## PROBLEM DESCRIPTION
Show each line of the data below that has the string "Moreover" in it.

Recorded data
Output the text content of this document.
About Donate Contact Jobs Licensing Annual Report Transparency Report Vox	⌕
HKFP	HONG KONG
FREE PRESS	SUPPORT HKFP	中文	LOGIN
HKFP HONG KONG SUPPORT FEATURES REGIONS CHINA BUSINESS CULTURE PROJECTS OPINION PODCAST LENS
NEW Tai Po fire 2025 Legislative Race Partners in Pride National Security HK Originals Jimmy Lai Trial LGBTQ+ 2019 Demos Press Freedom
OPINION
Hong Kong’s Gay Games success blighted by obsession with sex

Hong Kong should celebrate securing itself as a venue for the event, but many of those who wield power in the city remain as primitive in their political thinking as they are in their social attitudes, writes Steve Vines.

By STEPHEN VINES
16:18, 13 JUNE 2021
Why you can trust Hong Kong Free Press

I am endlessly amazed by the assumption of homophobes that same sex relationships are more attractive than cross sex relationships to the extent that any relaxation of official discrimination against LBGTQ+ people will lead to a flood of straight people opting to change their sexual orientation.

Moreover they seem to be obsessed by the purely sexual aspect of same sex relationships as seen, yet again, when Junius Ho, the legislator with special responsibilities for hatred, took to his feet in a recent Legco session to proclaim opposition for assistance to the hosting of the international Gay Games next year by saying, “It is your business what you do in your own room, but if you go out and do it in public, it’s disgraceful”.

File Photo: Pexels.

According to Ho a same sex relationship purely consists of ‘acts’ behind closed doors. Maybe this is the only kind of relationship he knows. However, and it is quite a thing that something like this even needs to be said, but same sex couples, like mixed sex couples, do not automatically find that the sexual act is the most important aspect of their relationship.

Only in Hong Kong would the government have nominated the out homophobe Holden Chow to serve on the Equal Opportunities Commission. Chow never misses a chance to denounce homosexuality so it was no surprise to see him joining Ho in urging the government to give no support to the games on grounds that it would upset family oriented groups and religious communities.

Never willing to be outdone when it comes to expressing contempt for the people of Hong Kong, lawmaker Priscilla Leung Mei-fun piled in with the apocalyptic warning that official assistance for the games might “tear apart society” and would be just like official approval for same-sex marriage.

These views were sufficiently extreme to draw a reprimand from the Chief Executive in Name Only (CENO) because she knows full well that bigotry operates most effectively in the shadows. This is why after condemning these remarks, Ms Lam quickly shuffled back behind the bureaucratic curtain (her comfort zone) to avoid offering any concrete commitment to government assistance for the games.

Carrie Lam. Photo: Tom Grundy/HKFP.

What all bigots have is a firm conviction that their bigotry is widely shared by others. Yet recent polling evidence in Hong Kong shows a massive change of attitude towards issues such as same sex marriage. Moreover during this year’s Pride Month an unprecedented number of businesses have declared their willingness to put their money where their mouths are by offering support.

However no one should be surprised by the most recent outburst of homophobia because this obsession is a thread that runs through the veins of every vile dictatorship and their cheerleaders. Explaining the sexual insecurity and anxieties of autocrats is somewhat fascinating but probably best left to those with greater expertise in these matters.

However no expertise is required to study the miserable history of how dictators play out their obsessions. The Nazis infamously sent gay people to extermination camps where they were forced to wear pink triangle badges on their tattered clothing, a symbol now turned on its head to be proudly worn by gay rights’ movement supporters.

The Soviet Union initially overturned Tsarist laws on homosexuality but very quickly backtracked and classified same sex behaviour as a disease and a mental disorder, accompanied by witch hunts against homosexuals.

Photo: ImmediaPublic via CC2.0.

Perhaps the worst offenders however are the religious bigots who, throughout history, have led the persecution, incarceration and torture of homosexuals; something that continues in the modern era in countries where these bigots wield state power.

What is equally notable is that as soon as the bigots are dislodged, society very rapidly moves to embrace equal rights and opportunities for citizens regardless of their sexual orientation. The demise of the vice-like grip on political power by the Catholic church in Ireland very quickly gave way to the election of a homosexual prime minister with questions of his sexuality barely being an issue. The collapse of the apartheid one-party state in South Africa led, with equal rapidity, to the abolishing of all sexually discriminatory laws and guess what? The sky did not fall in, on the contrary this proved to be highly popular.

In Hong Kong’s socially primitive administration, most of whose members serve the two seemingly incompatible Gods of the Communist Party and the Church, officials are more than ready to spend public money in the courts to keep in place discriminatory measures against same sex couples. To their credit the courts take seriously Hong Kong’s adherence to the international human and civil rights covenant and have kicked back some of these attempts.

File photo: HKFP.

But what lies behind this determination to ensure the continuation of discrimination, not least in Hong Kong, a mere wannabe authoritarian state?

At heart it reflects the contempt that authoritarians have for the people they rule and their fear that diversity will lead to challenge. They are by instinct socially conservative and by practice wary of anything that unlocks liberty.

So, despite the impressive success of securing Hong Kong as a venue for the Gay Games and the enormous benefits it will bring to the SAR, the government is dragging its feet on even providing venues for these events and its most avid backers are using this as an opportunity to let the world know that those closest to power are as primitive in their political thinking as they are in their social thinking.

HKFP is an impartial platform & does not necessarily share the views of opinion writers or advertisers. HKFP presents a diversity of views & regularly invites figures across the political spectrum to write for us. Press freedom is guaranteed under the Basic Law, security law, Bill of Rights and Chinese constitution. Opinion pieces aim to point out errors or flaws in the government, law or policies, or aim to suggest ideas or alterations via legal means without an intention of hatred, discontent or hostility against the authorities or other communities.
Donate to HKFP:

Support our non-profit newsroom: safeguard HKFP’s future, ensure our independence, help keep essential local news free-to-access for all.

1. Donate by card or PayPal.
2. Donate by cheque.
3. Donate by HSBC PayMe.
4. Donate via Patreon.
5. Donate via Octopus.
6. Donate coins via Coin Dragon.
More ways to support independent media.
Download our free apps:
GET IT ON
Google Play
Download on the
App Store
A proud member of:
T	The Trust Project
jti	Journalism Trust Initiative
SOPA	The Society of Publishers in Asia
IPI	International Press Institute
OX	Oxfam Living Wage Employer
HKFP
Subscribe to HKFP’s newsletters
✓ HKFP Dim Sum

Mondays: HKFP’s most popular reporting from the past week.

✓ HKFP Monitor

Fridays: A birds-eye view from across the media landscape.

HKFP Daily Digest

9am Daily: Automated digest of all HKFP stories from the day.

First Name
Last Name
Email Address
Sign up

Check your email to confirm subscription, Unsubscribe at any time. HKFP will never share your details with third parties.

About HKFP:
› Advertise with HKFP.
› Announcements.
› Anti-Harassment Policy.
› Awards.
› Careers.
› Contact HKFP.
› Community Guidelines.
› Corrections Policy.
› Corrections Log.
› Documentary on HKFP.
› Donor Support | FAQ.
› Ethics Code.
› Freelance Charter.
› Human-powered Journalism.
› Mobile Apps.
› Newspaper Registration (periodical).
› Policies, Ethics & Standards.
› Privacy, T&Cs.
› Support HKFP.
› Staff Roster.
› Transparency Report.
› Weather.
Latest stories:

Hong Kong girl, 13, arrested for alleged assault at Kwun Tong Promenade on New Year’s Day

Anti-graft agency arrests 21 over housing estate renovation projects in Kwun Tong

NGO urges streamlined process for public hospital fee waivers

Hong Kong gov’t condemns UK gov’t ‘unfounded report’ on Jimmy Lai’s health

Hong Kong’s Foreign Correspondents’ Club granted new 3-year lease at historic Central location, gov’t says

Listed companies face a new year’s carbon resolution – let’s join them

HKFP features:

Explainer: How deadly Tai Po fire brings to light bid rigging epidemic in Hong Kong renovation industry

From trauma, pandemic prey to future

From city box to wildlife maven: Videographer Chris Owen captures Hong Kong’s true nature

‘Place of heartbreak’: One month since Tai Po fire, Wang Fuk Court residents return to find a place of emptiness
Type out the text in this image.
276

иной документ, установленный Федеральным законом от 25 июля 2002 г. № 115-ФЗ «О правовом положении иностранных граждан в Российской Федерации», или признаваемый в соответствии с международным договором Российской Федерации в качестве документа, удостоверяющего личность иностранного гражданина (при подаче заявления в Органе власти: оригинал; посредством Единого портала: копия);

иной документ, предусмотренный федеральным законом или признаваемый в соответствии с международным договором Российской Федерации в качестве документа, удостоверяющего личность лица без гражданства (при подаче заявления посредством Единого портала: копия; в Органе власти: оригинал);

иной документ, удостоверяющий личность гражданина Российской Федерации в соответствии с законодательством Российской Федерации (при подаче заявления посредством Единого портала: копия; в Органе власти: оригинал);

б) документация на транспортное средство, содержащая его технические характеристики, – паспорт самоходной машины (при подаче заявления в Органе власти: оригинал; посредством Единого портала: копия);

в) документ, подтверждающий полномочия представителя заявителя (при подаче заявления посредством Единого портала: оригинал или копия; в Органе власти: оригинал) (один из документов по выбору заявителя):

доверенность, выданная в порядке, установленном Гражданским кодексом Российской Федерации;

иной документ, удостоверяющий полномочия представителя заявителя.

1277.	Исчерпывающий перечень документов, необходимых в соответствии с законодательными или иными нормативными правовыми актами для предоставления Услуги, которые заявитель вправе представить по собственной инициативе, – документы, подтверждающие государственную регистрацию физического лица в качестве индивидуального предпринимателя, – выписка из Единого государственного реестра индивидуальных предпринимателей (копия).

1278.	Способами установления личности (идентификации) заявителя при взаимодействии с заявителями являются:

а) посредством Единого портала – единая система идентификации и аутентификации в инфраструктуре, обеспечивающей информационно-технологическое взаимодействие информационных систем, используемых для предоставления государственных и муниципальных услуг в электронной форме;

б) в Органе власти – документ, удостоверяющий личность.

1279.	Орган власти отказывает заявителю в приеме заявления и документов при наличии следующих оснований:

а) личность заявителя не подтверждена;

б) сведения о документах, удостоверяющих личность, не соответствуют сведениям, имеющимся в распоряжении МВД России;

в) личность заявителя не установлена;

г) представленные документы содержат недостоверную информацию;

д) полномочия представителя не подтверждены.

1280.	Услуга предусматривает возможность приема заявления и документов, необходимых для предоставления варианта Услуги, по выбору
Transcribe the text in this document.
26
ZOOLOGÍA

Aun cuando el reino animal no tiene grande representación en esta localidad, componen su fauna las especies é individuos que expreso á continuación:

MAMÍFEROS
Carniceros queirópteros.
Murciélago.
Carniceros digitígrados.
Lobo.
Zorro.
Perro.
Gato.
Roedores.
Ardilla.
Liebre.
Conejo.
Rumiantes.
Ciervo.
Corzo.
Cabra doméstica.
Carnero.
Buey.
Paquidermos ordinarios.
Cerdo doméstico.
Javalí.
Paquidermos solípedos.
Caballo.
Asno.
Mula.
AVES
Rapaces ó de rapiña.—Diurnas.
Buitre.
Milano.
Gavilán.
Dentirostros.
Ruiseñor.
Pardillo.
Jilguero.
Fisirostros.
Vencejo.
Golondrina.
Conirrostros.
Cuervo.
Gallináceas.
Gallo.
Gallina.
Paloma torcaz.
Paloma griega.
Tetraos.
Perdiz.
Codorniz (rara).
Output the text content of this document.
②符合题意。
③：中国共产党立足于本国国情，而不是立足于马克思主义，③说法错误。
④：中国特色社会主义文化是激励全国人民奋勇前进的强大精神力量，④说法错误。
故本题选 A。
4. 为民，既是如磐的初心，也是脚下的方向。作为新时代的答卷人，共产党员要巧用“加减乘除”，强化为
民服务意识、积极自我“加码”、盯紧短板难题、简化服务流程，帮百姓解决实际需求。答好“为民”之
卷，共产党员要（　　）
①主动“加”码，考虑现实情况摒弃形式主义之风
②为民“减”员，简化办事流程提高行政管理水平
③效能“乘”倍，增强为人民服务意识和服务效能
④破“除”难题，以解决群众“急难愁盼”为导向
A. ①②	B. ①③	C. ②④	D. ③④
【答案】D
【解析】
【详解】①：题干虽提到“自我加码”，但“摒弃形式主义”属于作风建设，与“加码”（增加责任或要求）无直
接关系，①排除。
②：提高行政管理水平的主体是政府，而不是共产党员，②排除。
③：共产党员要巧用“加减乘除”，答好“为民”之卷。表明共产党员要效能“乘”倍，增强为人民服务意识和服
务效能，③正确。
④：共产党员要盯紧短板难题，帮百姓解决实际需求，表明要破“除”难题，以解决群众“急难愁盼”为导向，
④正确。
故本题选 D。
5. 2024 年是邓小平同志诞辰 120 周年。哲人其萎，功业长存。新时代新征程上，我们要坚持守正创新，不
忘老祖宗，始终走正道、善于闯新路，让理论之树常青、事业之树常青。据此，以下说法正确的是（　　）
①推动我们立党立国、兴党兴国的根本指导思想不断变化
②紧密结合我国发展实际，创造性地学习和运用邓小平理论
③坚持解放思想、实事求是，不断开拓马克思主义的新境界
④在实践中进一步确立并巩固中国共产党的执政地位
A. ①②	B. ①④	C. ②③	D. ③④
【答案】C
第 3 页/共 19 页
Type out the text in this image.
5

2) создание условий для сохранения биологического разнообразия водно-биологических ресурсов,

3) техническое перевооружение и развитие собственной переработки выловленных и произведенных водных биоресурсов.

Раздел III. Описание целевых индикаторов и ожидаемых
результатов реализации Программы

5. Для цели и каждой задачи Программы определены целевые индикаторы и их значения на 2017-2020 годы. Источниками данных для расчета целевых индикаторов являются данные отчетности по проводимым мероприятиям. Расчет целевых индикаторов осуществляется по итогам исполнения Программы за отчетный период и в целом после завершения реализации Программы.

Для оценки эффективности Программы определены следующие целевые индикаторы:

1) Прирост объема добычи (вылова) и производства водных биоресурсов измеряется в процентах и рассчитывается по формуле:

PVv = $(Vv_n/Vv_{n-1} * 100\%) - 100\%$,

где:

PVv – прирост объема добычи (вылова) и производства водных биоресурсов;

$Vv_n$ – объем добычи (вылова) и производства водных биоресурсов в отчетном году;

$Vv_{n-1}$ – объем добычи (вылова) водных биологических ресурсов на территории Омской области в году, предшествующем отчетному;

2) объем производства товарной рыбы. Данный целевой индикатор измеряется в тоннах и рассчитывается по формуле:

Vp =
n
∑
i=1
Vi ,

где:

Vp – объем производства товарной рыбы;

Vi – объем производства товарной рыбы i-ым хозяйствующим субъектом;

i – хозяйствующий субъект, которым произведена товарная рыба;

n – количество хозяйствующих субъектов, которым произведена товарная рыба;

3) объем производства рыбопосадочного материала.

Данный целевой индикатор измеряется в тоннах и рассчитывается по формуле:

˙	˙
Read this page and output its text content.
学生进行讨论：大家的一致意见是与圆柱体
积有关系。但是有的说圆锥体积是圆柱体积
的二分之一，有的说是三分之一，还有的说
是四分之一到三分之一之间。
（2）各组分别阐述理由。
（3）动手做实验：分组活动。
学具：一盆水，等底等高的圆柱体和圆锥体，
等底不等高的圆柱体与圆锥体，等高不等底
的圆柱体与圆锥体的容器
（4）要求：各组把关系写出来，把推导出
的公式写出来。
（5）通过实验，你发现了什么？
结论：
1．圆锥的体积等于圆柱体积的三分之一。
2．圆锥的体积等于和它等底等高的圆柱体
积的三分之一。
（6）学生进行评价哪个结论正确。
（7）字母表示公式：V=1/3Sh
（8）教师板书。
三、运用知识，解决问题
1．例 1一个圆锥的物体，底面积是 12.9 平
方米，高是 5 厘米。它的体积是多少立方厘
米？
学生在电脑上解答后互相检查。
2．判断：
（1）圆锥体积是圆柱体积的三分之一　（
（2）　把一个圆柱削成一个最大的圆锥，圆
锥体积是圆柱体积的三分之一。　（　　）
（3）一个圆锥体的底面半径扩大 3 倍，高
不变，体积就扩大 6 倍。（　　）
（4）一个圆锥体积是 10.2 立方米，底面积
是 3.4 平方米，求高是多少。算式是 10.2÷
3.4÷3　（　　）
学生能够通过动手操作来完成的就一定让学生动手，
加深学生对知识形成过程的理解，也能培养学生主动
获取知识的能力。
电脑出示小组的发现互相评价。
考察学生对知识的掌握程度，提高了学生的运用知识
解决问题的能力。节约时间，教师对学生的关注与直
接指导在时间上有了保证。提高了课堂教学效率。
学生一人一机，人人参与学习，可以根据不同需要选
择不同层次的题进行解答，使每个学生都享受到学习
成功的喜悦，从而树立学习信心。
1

## ANSWER TO THIS PROBLEM
Moreover they seem to be obsessed by the purely sexual aspect of same sex relationships as seen, yet again, when Junius Ho, the legislator with special responsibilities for hatred, took to his feet in a recent Legco session to proclaim opposition for assistance to the hosting of the international Gay Games next year by saying, “It is your business what you do in your own room, but if you go out and do it in public, it’s disgraceful”.
What all bigots have is a firm conviction that their bigotry is widely shared by others. Yet recent polling evidence in Hong Kong shows a massive change of attitude towards issues such as same sex marriage. Moreover during this year’s Pride Month an unprecedented number of businesses have declared their willingness to put their money where their mouths are by offering support.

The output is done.